• SHORT TASK: Omit the pictures, then reproduce every remaining record exactly.

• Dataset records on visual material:
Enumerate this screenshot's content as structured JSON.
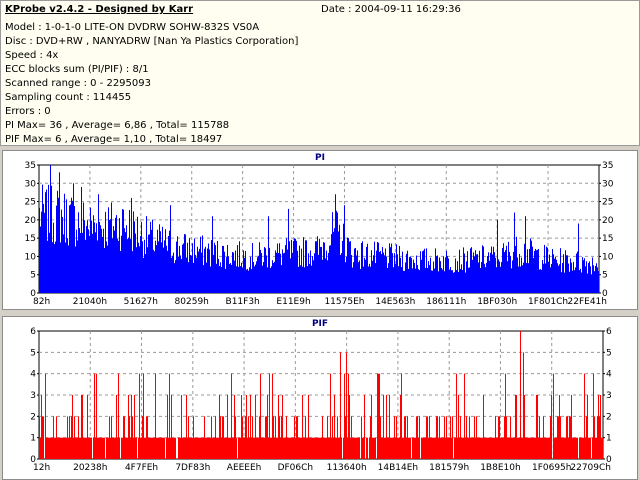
{
  "header": {
    "app_title": "KProbe v2.4.2 - Designed by Karr",
    "date": "Date : 2004-09-11 16:29:36",
    "lines": [
      "Model : 1-0-1-0 LITE-ON DVDRW SOHW-832S  VS0A",
      "Disc : DVD+RW , NANYADRW [Nan Ya Plastics Corporation]",
      "Speed : 4x",
      "ECC blocks sum (PI/PIF) : 8/1",
      "Scanned range : 0 - 2295093",
      "Sampling count : 114455",
      "Errors : 0",
      "PI Max= 36 , Average= 6,86 , Total= 115788",
      "PIF Max= 6 , Average= 1,10 , Total= 18497"
    ]
  },
  "chart_data": [
    {
      "type": "bar",
      "title": "PI",
      "color": "#0000ff",
      "ylim": [
        0,
        35
      ],
      "yticks": [
        "0",
        "5",
        "10",
        "15",
        "20",
        "25",
        "30",
        "35"
      ],
      "xticks": [
        "82h",
        "21040h",
        "51627h",
        "80259h",
        "B11F3h",
        "E11E9h",
        "11575Eh",
        "14E563h",
        "186111h",
        "1BF030h",
        "1F801Ch",
        "22FE41h"
      ],
      "profile": [
        [
          0,
          24
        ],
        [
          0.05,
          23
        ],
        [
          0.1,
          20
        ],
        [
          0.15,
          21
        ],
        [
          0.19,
          17
        ],
        [
          0.24,
          14
        ],
        [
          0.32,
          12
        ],
        [
          0.38,
          11
        ],
        [
          0.44,
          12
        ],
        [
          0.5,
          13
        ],
        [
          0.53,
          19
        ],
        [
          0.56,
          12
        ],
        [
          0.62,
          11
        ],
        [
          0.68,
          10
        ],
        [
          0.76,
          10
        ],
        [
          0.82,
          11
        ],
        [
          0.86,
          13
        ],
        [
          0.92,
          10
        ],
        [
          1,
          9
        ]
      ],
      "peaks": [
        [
          0.02,
          36
        ],
        [
          0.035,
          33
        ],
        [
          0.06,
          30
        ],
        [
          0.075,
          29
        ],
        [
          0.105,
          27
        ],
        [
          0.165,
          26
        ],
        [
          0.235,
          24
        ],
        [
          0.31,
          21
        ],
        [
          0.41,
          21
        ],
        [
          0.445,
          23
        ],
        [
          0.53,
          27
        ],
        [
          0.545,
          24
        ],
        [
          0.82,
          20
        ],
        [
          0.85,
          22
        ],
        [
          0.87,
          21
        ],
        [
          0.965,
          19
        ]
      ]
    },
    {
      "type": "bar",
      "title": "PIF",
      "color": "#ff0000",
      "ylim": [
        0,
        6
      ],
      "yticks": [
        "0",
        "1",
        "2",
        "3",
        "4",
        "5",
        "6"
      ],
      "xticks": [
        "12h",
        "20238h",
        "4F7FEh",
        "7DF83h",
        "AEEEEh",
        "DF06Ch",
        "113640h",
        "14B14Eh",
        "181579h",
        "1B8E10h",
        "1F0695h",
        "22709Ch"
      ],
      "peaks": [
        [
          0.535,
          5
        ],
        [
          0.545,
          5
        ],
        [
          0.855,
          6
        ],
        [
          0.86,
          5
        ]
      ]
    }
  ]
}
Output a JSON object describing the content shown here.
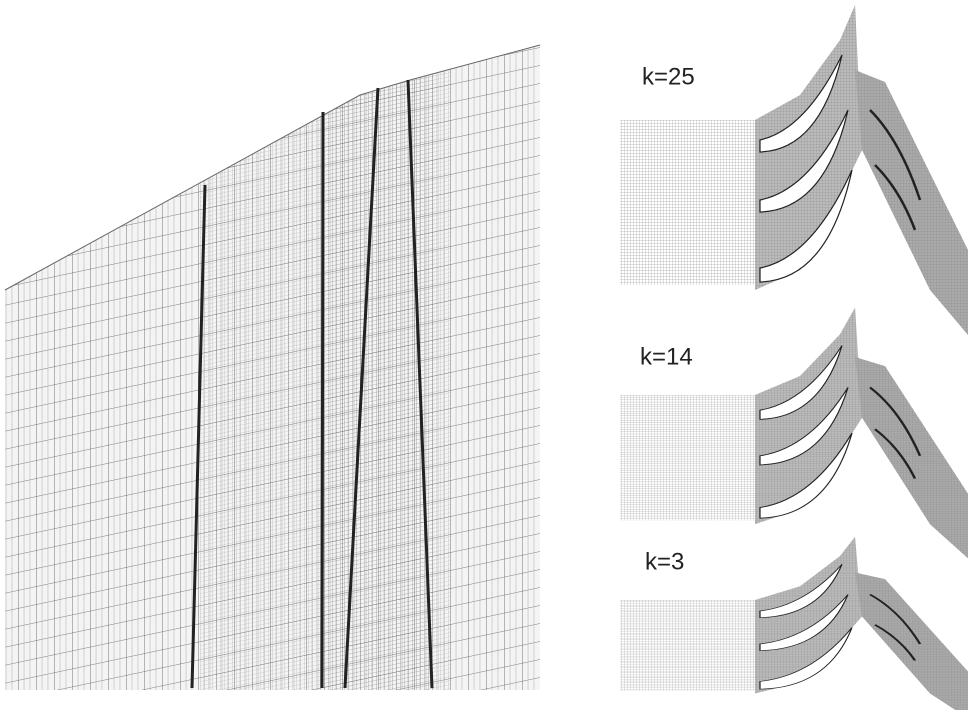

• THE OUTPUT:
Enumerate this screenshot's content as structured JSON.
{
  "header": {
    "app_title": "KProbe v2.4.2 - Designed by Karr",
    "date": "Date : 2004-09-11 16:29:36",
    "lines": [
      "Model : 1-0-1-0 LITE-ON DVDRW SOHW-832S  VS0A",
      "Disc : DVD+RW , NANYADRW [Nan Ya Plastics Corporation]",
      "Speed : 4x",
      "ECC blocks sum (PI/PIF) : 8/1",
      "Scanned range : 0 - 2295093",
      "Sampling count : 114455",
      "Errors : 0",
      "PI Max= 36 , Average= 6,86 , Total= 115788",
      "PIF Max= 6 , Average= 1,10 , Total= 18497"
    ]
  },
  "chart_data": [
    {
      "type": "bar",
      "title": "PI",
      "color": "#0000ff",
      "ylim": [
        0,
        35
      ],
      "yticks": [
        "0",
        "5",
        "10",
        "15",
        "20",
        "25",
        "30",
        "35"
      ],
      "xticks": [
        "82h",
        "21040h",
        "51627h",
        "80259h",
        "B11F3h",
        "E11E9h",
        "11575Eh",
        "14E563h",
        "186111h",
        "1BF030h",
        "1F801Ch",
        "22FE41h"
      ],
      "profile": [
        [
          0,
          24
        ],
        [
          0.05,
          23
        ],
        [
          0.1,
          20
        ],
        [
          0.15,
          21
        ],
        [
          0.19,
          17
        ],
        [
          0.24,
          14
        ],
        [
          0.32,
          12
        ],
        [
          0.38,
          11
        ],
        [
          0.44,
          12
        ],
        [
          0.5,
          13
        ],
        [
          0.53,
          19
        ],
        [
          0.56,
          12
        ],
        [
          0.62,
          11
        ],
        [
          0.68,
          10
        ],
        [
          0.76,
          10
        ],
        [
          0.82,
          11
        ],
        [
          0.86,
          13
        ],
        [
          0.92,
          10
        ],
        [
          1,
          9
        ]
      ],
      "peaks": [
        [
          0.02,
          36
        ],
        [
          0.035,
          33
        ],
        [
          0.06,
          30
        ],
        [
          0.075,
          29
        ],
        [
          0.105,
          27
        ],
        [
          0.165,
          26
        ],
        [
          0.235,
          24
        ],
        [
          0.31,
          21
        ],
        [
          0.41,
          21
        ],
        [
          0.445,
          23
        ],
        [
          0.53,
          27
        ],
        [
          0.545,
          24
        ],
        [
          0.82,
          20
        ],
        [
          0.85,
          22
        ],
        [
          0.87,
          21
        ],
        [
          0.965,
          19
        ]
      ]
    },
    {
      "type": "bar",
      "title": "PIF",
      "color": "#ff0000",
      "ylim": [
        0,
        6
      ],
      "yticks": [
        "0",
        "1",
        "2",
        "3",
        "4",
        "5",
        "6"
      ],
      "xticks": [
        "12h",
        "20238h",
        "4F7FEh",
        "7DF83h",
        "AEEEEh",
        "DF06Ch",
        "113640h",
        "14B14Eh",
        "181579h",
        "1B8E10h",
        "1F0695h",
        "22709Ch"
      ],
      "peaks": [
        [
          0.535,
          5
        ],
        [
          0.545,
          5
        ],
        [
          0.855,
          6
        ],
        [
          0.86,
          5
        ]
      ]
    }
  ]
}
Output a JSON object describing the content shown here.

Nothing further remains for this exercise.